**Passage**:
:::::
Health Care Organizational Benefits Of Bench Marking 

    However, to reap the full benefit of benchmarking the organization must move to external benchmarking and comparisons with other organizations. 

    External benchmarking may be conducted with like organizations in a geographical region, with similar organizations in a collaborative project, with recognized high performers in health care, or with high-performance industries outside health care. 

    Identification and comparison with high performers are costly and time consuming and may be more efficiently handled by a consulting group or benchmarking clearinghouse that does benchmarking for health care organizations and has access to data from similar organizations recognized as high performers. 

    Analysis requires two discrete sets of data: (1) the benchmarks, or performance measures, to be used in comparing the benchmarking organization's performance against the selected high performers; and (2) a thorough description of the operational process being benchmarked in the organization using benchmarking and the comparison organizations.
:::::
**Listed entries**:
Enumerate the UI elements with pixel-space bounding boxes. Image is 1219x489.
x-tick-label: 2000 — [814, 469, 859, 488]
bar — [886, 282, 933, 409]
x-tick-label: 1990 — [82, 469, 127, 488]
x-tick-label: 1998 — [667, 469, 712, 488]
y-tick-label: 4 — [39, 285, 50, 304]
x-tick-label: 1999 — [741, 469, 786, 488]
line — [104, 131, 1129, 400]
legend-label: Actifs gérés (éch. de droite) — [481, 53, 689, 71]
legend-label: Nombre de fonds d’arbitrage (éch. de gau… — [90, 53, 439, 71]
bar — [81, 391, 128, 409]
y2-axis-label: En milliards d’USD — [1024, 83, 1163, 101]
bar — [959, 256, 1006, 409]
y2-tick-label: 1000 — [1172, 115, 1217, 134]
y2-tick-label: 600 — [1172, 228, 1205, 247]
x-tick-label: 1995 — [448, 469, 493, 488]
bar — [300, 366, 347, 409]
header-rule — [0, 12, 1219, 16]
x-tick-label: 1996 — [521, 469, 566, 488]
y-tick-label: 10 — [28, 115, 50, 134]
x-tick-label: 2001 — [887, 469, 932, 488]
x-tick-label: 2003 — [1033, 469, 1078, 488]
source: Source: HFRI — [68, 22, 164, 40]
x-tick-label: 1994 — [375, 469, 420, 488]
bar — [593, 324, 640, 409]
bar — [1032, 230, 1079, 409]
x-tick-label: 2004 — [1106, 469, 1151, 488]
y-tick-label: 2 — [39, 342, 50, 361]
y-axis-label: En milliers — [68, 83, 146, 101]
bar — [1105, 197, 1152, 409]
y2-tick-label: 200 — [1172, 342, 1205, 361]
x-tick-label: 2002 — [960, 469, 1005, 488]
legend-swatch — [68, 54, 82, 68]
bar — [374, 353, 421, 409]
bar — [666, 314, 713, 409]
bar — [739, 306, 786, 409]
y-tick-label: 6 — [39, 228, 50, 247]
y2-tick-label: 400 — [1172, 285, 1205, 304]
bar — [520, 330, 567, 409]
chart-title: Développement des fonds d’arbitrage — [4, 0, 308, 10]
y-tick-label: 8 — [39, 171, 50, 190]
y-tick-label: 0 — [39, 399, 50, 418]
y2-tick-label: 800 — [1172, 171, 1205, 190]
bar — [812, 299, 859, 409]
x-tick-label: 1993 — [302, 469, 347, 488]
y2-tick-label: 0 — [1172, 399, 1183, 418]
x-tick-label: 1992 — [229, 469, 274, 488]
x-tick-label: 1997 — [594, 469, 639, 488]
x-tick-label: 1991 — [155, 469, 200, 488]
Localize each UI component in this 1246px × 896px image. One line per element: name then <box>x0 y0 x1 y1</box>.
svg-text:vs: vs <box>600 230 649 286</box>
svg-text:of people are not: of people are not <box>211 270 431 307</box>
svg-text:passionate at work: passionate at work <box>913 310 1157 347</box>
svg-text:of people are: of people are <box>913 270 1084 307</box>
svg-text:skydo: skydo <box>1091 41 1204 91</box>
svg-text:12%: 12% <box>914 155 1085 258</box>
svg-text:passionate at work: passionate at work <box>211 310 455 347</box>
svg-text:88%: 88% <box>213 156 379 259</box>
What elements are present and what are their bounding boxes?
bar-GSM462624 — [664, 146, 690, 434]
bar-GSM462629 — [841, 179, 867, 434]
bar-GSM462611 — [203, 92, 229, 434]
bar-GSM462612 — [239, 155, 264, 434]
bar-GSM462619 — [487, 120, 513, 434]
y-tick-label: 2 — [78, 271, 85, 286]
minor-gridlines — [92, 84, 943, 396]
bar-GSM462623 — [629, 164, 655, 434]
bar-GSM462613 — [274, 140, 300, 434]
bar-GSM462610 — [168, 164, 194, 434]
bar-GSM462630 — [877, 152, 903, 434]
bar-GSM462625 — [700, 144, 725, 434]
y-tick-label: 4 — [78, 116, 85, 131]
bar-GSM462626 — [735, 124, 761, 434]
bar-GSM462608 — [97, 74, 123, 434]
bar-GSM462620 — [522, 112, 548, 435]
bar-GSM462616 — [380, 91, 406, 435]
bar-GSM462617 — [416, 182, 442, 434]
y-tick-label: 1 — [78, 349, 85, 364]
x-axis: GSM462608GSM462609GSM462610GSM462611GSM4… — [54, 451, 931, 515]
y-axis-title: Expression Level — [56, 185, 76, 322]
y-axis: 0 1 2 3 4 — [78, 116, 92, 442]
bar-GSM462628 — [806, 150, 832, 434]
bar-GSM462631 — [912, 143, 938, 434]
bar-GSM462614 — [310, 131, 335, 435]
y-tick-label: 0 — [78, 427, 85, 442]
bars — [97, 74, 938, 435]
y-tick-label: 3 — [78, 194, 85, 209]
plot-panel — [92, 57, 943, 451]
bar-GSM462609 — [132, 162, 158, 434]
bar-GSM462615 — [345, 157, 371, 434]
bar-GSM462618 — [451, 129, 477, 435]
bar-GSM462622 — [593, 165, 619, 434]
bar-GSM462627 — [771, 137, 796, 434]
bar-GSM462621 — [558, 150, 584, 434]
:::::
**Action item**:
Copy the stretch of the benchmarking passage from "However, to reap" through "as high performers." word for word. The items were taken from a different source.

**Answer space**:
However, to reap the full benefit of benchmarking the organization must move to external benchmarking and comparisons with other organizations. 

    External benchmarking may be conducted with like organizations in a geographical region, with similar organizations in a collaborative project, with recognized high performers in health care, or with high-performance industries outside health care. 

    Identification and comparison with high performers are costly and time consuming and may be more efficiently handled by a consulting group or benchmarking clearinghouse that does benchmarking for health care organizations and has access to data from similar organizations recognized as high performers.